### Listed records
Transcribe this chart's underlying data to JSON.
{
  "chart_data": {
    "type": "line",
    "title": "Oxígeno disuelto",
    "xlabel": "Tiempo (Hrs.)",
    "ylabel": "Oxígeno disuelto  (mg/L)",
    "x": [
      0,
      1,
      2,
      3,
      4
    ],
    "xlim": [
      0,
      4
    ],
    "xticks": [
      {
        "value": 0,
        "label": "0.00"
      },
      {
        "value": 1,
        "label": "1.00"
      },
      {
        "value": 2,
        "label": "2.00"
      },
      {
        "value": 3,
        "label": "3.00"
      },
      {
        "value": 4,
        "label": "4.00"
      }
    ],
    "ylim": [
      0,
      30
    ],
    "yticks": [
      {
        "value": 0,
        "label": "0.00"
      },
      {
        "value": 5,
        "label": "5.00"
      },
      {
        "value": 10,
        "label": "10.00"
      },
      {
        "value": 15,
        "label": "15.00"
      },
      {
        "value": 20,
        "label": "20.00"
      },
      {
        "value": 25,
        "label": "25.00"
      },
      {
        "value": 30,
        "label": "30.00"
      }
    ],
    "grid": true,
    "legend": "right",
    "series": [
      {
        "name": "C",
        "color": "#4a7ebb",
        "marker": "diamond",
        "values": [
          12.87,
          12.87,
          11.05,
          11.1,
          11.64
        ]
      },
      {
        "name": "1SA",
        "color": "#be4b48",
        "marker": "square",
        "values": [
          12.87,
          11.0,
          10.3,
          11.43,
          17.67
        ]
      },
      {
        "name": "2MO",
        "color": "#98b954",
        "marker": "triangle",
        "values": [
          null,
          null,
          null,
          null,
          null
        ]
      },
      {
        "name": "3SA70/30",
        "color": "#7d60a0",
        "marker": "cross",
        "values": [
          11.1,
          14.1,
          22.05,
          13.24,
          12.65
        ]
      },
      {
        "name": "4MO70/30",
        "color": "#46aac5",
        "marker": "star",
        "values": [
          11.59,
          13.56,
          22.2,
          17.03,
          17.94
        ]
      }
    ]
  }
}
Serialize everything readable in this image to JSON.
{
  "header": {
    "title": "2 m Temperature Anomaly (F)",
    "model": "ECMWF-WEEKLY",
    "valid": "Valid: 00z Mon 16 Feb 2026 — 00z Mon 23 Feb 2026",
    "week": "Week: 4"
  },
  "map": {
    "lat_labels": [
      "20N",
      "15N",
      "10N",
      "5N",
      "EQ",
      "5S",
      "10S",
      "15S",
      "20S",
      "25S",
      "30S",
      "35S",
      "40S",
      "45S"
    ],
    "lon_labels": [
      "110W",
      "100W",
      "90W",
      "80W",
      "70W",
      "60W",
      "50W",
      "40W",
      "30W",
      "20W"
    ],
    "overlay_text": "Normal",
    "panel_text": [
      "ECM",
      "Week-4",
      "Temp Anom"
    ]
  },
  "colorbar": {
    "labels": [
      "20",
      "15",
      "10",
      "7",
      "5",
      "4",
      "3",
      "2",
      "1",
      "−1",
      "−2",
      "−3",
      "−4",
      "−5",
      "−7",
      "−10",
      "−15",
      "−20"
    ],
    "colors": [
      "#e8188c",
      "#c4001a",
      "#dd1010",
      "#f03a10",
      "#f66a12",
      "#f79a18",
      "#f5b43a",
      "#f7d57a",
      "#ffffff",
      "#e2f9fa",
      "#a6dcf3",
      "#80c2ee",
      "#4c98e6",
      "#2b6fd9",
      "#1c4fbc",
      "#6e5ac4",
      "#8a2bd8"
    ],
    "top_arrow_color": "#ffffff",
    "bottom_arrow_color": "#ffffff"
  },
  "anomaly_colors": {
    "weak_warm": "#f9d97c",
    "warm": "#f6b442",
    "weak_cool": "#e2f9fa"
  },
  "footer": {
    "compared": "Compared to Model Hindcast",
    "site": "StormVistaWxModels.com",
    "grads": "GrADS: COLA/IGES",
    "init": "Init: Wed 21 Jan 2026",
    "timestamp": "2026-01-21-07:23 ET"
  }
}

### Aim of the exercise
Print all of the entries again, exactly as written.

### Answer to the exercise
Transcribe this chart's underlying data to JSON.
{
  "chart_data": {
    "type": "line",
    "title": "Oxígeno disuelto",
    "xlabel": "Tiempo (Hrs.)",
    "ylabel": "Oxígeno disuelto  (mg/L)",
    "x": [
      0,
      1,
      2,
      3,
      4
    ],
    "xlim": [
      0,
      4
    ],
    "xticks": [
      {
        "value": 0,
        "label": "0.00"
      },
      {
        "value": 1,
        "label": "1.00"
      },
      {
        "value": 2,
        "label": "2.00"
      },
      {
        "value": 3,
        "label": "3.00"
      },
      {
        "value": 4,
        "label": "4.00"
      }
    ],
    "ylim": [
      0,
      30
    ],
    "yticks": [
      {
        "value": 0,
        "label": "0.00"
      },
      {
        "value": 5,
        "label": "5.00"
      },
      {
        "value": 10,
        "label": "10.00"
      },
      {
        "value": 15,
        "label": "15.00"
      },
      {
        "value": 20,
        "label": "20.00"
      },
      {
        "value": 25,
        "label": "25.00"
      },
      {
        "value": 30,
        "label": "30.00"
      }
    ],
    "grid": true,
    "legend": "right",
    "series": [
      {
        "name": "C",
        "color": "#4a7ebb",
        "marker": "diamond",
        "values": [
          12.87,
          12.87,
          11.05,
          11.1,
          11.64
        ]
      },
      {
        "name": "1SA",
        "color": "#be4b48",
        "marker": "square",
        "values": [
          12.87,
          11.0,
          10.3,
          11.43,
          17.67
        ]
      },
      {
        "name": "2MO",
        "color": "#98b954",
        "marker": "triangle",
        "values": [
          null,
          null,
          null,
          null,
          null
        ]
      },
      {
        "name": "3SA70/30",
        "color": "#7d60a0",
        "marker": "cross",
        "values": [
          11.1,
          14.1,
          22.05,
          13.24,
          12.65
        ]
      },
      {
        "name": "4MO70/30",
        "color": "#46aac5",
        "marker": "star",
        "values": [
          11.59,
          13.56,
          22.2,
          17.03,
          17.94
        ]
      }
    ]
  }
}
Serialize everything readable in this image to JSON.
{
  "header": {
    "title": "2 m Temperature Anomaly (F)",
    "model": "ECMWF-WEEKLY",
    "valid": "Valid: 00z Mon 16 Feb 2026 — 00z Mon 23 Feb 2026",
    "week": "Week: 4"
  },
  "map": {
    "lat_labels": [
      "20N",
      "15N",
      "10N",
      "5N",
      "EQ",
      "5S",
      "10S",
      "15S",
      "20S",
      "25S",
      "30S",
      "35S",
      "40S",
      "45S"
    ],
    "lon_labels": [
      "110W",
      "100W",
      "90W",
      "80W",
      "70W",
      "60W",
      "50W",
      "40W",
      "30W",
      "20W"
    ],
    "overlay_text": "Normal",
    "panel_text": [
      "ECM",
      "Week-4",
      "Temp Anom"
    ]
  },
  "colorbar": {
    "labels": [
      "20",
      "15",
      "10",
      "7",
      "5",
      "4",
      "3",
      "2",
      "1",
      "−1",
      "−2",
      "−3",
      "−4",
      "−5",
      "−7",
      "−10",
      "−15",
      "−20"
    ],
    "colors": [
      "#e8188c",
      "#c4001a",
      "#dd1010",
      "#f03a10",
      "#f66a12",
      "#f79a18",
      "#f5b43a",
      "#f7d57a",
      "#ffffff",
      "#e2f9fa",
      "#a6dcf3",
      "#80c2ee",
      "#4c98e6",
      "#2b6fd9",
      "#1c4fbc",
      "#6e5ac4",
      "#8a2bd8"
    ],
    "top_arrow_color": "#ffffff",
    "bottom_arrow_color": "#ffffff"
  },
  "anomaly_colors": {
    "weak_warm": "#f9d97c",
    "warm": "#f6b442",
    "weak_cool": "#e2f9fa"
  },
  "footer": {
    "compared": "Compared to Model Hindcast",
    "site": "StormVistaWxModels.com",
    "grads": "GrADS: COLA/IGES",
    "init": "Init: Wed 21 Jan 2026",
    "timestamp": "2026-01-21-07:23 ET"
  }
}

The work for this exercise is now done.